## Information supplied
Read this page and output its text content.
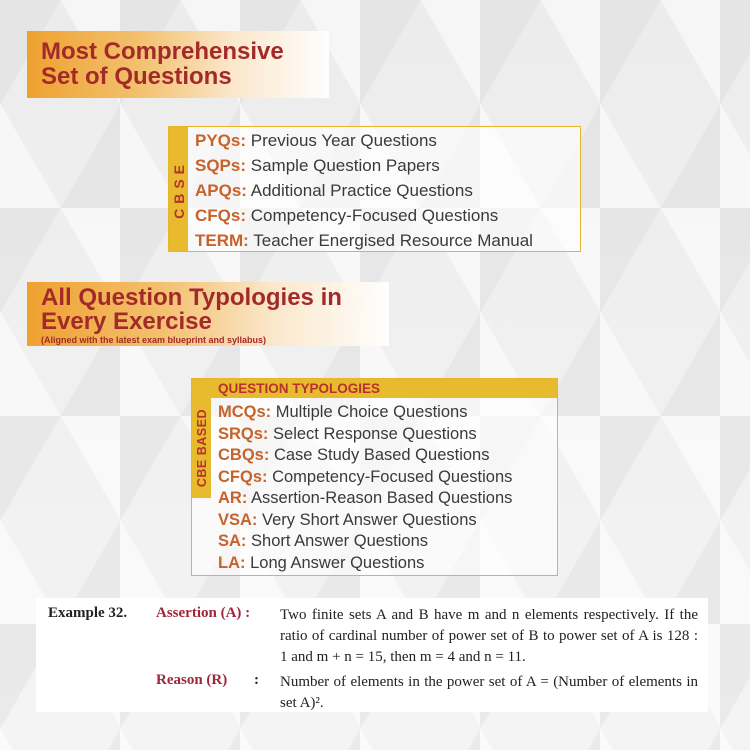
Most Comprehensive
Set of Questions
CBSE
PYQs: Previous Year Questions
SQPs: Sample Question Papers
APQs: Additional Practice Questions
CFQs: Competency-Focused Questions
TERM: Teacher Energised Resource Manual
All Question Typologies in
Every Exercise
(Aligned with the latest exam blueprint and syllabus)
QUESTION TYPOLOGIES
CBE BASED MCQs: Multiple Choice Questions
SRQs: Select Response Questions
CBQs: Case Study Based Questions
CFQs: Competency-Focused Questions
AR: Assertion-Reason Based Questions
VSA: Very Short Answer Questions
SA: Short Answer Questions
LA: Long Answer Questions
Example 32. Assertion (A) : Two finite sets A and B have m and n elements respectively. If the ratio of cardinal number of power set of B to power set of A is 128 : 1 and m + n = 15, then m = 4 and n = 11.
Reason (R) : Number of elements in the power set of A = (Number of elements in set A)².
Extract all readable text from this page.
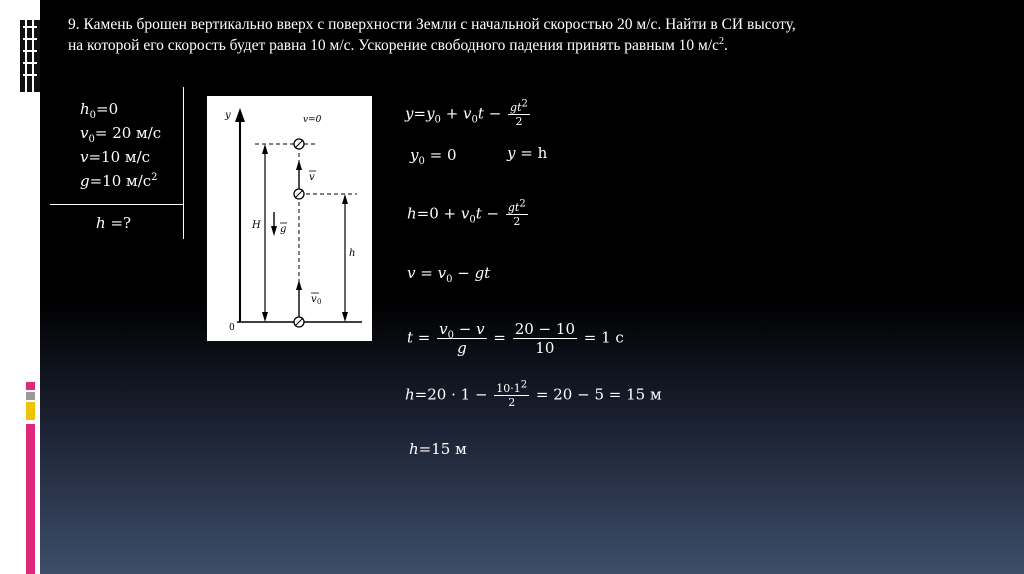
9. Камень брошен вертикально вверх с поверхности Земли с начальной скоростью 20 м/с. Найти в СИ высоту,
на которой его скорость будет равна 10 м/с. Ускорение свободного падения принять равным 10 $м/с^2$.
$h_0=0$
$v_0= 20$ м/с
v=10 м/с
g=10 $м/с^2$
h =?
y
H
h
v=0
v
g
v 0
0
$y=y_0 + v_0t - \frac{gt^2}{2}$
$y_0 = 0$	y = h
$h=0 + v_0t - \frac{gt^2}{2}$
$v = v_0$ − gt
$t = \frac{v_0 - v}{g} = \frac{20 - 10}{10} = 1$ c
$h=20 \cdot 1 - \frac{10\cdot 1^2}{2} = 20 - 5 = 15$ м
h=15 м
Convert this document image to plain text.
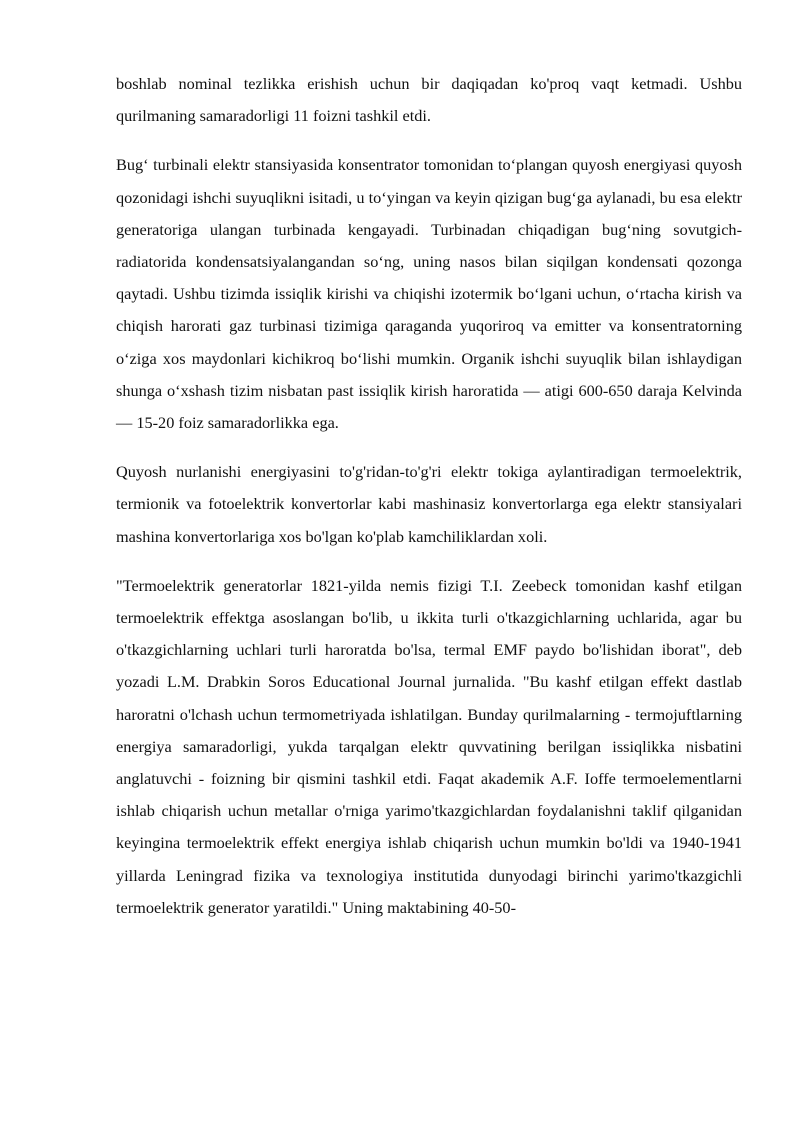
boshlab nominal tezlikka erishish uchun bir daqiqadan ko'proq vaqt ketmadi. Ushbu qurilmaning samaradorligi 11 foizni tashkil etdi.

Bug‘ turbinali elektr stansiyasida konsentrator tomonidan to‘plangan quyosh energiyasi quyosh qozonidagi ishchi suyuqlikni isitadi, u to‘yingan va keyin qizigan bug‘ga aylanadi, bu esa elektr generatoriga ulangan turbinada kengayadi. Turbinadan chiqadigan bug‘ning sovutgich-radiatorida kondensatsiyalangandan so‘ng, uning nasos bilan siqilgan kondensati qozonga qaytadi. Ushbu tizimda issiqlik kirishi va chiqishi izotermik bo‘lgani uchun, o‘rtacha kirish va chiqish harorati gaz turbinasi tizimiga qaraganda yuqoriroq va emitter va konsentratorning o‘ziga xos maydonlari kichikroq bo‘lishi mumkin. Organik ishchi suyuqlik bilan ishlaydigan shunga o‘xshash tizim nisbatan past issiqlik kirish haroratida — atigi 600-650 daraja Kelvinda — 15-20 foiz samaradorlikka ega.

Quyosh nurlanishi energiyasini to'g'ridan-to'g'ri elektr tokiga aylantiradigan termoelektrik, termionik va fotoelektrik konvertorlar kabi mashinasiz konvertorlarga ega elektr stansiyalari mashina konvertorlariga xos bo'lgan ko'plab kamchiliklardan xoli.

"Termoelektrik generatorlar 1821-yilda nemis fizigi T.I. Zeebeck tomonidan kashf etilgan termoelektrik effektga asoslangan bo'lib, u ikkita turli o'tkazgichlarning uchlarida, agar bu o'tkazgichlarning uchlari turli haroratda bo'lsa, termal EMF paydo bo'lishidan iborat", deb yozadi L.M. Drabkin Soros Educational Journal jurnalida. "Bu kashf etilgan effekt dastlab haroratni o'lchash uchun termometriyada ishlatilgan. Bunday qurilmalarning - termojuftlarning energiya samaradorligi, yukda tarqalgan elektr quvvatining berilgan issiqlikka nisbatini anglatuvchi - foizning bir qismini tashkil etdi. Faqat akademik A.F. Ioffe termoelementlarni ishlab chiqarish uchun metallar o'rniga yarimo'tkazgichlardan foydalanishni taklif qilganidan keyingina termoelektrik effekt energiya ishlab chiqarish uchun mumkin bo'ldi va 1940-1941 yillarda Leningrad fizika va texnologiya institutida dunyodagi birinchi yarimo'tkazgichli termoelektrik generator yaratildi." Uning maktabining 40-50-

## Problem requirements
Lines containing the string "Assertion" should be counted; reply with their number and nothing more.

## Full output
2